* Start EXTRACTED MATERIAL *
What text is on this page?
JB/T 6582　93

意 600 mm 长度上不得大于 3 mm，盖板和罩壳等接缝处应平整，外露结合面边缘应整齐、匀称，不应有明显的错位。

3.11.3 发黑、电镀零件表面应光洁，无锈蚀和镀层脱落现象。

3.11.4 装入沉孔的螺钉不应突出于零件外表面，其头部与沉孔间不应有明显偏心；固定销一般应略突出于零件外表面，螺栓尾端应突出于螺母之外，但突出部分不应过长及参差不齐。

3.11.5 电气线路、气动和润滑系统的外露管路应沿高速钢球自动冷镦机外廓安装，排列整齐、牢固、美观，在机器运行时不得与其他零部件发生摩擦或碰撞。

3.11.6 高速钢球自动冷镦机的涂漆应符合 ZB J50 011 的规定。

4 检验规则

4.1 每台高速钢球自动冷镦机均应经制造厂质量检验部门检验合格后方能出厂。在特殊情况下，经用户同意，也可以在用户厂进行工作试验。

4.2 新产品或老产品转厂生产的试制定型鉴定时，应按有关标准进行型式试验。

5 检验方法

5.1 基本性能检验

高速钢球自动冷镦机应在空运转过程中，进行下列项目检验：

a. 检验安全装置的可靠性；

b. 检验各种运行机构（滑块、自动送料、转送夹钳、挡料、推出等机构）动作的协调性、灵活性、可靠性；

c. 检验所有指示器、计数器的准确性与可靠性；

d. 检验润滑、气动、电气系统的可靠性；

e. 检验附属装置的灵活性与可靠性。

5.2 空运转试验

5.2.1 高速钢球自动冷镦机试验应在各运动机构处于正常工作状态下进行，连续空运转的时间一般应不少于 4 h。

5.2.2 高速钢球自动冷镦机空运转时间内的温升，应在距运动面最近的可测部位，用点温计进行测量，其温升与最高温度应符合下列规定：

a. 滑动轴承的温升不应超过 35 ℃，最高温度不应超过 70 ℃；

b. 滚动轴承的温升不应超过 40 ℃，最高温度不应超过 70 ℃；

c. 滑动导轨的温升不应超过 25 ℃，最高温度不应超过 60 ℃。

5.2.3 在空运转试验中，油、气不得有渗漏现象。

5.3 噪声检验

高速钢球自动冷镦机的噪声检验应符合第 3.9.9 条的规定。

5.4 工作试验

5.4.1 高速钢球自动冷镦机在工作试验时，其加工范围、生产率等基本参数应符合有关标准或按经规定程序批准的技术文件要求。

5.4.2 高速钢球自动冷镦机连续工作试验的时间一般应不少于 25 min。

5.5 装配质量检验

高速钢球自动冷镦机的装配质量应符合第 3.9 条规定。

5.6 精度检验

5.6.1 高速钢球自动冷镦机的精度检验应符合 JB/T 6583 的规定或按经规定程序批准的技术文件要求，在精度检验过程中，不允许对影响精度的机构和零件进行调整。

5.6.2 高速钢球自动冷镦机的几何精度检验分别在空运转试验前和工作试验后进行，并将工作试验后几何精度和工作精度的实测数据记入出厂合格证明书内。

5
* End EXTRACTED MATERIAL *
**WHAT THIS TASK INVOLVES**
Within the entries above, work out how many lines contain the word "最高温度不应超过". The number alone is the answer.

**COMPLETED EXERCISE**
3